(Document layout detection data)
□ □ □ □ □
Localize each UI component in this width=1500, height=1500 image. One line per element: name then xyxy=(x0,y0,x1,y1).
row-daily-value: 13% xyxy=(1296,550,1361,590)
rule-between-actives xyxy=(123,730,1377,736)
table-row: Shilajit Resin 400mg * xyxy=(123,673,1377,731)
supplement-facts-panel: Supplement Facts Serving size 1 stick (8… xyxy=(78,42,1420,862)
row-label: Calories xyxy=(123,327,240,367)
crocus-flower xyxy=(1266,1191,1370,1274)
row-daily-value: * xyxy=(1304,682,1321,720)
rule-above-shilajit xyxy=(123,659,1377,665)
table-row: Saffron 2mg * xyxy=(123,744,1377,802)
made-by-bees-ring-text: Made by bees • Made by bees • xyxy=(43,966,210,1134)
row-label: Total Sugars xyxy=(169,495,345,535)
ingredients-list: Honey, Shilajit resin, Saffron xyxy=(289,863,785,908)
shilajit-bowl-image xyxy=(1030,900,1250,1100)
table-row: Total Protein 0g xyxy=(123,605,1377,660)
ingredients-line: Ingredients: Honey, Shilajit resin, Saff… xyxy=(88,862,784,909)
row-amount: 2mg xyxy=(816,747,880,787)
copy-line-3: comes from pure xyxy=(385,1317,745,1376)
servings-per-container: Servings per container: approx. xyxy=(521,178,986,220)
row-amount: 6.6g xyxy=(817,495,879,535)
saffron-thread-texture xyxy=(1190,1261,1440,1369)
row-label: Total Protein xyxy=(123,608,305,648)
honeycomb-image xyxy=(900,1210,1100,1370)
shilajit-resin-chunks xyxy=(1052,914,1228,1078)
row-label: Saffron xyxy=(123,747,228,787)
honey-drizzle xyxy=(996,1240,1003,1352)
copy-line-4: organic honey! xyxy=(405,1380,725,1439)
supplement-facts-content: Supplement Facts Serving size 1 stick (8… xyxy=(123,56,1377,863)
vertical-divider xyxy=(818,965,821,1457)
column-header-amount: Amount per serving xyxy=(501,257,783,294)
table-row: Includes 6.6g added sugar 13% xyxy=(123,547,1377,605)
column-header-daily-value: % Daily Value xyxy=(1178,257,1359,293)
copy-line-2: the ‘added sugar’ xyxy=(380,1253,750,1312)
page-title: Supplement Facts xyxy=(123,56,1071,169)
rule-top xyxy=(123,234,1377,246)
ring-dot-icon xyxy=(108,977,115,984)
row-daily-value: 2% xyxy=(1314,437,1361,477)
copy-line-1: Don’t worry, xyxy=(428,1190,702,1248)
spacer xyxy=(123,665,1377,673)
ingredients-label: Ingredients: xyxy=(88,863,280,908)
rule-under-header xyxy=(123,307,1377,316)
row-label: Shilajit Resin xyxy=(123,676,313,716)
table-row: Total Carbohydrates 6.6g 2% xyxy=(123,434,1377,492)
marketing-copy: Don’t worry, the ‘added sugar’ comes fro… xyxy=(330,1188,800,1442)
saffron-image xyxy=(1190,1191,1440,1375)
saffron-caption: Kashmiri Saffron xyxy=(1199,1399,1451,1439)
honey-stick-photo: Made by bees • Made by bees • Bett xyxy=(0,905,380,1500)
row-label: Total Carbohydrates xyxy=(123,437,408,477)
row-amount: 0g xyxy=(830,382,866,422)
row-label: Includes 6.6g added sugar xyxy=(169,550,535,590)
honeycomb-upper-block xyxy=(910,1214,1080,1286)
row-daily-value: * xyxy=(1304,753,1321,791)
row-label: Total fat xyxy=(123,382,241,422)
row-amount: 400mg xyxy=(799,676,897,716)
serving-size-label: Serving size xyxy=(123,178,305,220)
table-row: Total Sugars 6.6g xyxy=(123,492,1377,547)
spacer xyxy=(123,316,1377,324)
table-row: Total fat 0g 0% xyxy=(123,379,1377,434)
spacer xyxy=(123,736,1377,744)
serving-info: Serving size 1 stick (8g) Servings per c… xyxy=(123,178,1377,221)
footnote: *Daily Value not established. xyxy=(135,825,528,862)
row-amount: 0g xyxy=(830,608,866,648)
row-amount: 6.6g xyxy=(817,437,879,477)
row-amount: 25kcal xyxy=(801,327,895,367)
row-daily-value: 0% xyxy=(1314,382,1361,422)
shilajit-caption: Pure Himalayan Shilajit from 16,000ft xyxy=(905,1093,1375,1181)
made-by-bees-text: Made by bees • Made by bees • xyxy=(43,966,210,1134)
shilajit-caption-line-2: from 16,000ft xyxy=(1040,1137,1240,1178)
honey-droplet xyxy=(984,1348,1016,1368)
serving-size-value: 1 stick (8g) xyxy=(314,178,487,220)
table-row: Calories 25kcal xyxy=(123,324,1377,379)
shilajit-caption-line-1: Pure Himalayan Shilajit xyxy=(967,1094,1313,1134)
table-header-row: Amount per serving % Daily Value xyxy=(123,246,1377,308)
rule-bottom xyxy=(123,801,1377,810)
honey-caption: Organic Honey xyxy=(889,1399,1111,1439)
□ □ □ □ □
### EXERCISE AIM
From the data above, work out how many lines hold "Himalayan". Answer with the number alone.

### RESPONSE
2